# SET EXERCISE
Gather up every line that includes the string "density".

* * *

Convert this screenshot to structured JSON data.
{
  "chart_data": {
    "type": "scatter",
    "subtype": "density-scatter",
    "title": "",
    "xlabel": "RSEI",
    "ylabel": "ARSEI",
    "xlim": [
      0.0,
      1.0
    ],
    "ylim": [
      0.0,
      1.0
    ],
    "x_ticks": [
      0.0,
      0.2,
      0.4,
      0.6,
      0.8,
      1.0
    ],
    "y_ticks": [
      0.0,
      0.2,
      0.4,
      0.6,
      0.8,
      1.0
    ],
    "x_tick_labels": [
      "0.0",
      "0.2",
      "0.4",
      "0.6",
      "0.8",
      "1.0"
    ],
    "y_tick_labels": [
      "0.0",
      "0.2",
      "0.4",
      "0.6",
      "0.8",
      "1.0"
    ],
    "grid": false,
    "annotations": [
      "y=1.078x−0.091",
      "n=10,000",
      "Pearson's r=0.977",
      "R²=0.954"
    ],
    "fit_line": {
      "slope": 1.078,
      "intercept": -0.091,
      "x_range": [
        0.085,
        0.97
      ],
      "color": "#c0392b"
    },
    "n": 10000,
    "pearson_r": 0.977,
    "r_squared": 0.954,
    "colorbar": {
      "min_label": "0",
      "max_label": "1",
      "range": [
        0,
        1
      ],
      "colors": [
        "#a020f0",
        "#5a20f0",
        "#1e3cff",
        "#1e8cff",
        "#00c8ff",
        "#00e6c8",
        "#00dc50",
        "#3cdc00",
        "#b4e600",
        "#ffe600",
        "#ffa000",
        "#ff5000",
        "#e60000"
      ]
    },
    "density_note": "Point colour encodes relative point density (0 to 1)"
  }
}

* * *

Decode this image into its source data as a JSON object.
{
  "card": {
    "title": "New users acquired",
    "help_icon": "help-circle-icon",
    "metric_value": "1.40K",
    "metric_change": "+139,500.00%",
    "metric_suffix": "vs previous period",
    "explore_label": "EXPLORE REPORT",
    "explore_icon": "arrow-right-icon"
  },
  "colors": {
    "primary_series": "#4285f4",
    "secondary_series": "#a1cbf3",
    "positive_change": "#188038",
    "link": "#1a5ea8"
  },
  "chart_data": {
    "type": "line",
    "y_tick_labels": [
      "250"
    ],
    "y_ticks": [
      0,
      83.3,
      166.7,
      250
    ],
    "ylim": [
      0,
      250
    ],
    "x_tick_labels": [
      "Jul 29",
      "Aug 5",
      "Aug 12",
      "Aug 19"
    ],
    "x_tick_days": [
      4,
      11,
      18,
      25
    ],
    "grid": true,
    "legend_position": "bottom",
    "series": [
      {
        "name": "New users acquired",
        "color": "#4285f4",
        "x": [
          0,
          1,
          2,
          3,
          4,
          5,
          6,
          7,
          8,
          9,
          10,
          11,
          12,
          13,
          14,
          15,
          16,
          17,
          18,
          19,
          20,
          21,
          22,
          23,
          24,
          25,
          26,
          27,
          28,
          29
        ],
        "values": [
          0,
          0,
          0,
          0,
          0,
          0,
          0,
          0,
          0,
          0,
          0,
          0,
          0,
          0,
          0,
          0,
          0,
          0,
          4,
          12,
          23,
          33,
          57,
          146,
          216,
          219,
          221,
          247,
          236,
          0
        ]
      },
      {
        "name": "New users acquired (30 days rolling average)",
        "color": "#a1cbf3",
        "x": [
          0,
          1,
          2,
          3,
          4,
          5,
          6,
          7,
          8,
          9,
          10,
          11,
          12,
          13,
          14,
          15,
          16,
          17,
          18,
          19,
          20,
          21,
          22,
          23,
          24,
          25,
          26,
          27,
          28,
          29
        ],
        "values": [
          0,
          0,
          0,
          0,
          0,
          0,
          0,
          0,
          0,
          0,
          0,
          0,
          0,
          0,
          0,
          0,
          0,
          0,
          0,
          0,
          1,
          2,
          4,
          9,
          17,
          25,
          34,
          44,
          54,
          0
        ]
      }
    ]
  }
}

* * *

# REPLY TO THE EXERCISE
    "subtype": "density-scatter",
    "density_note": "Point colour encodes relative point density (0 to 1)"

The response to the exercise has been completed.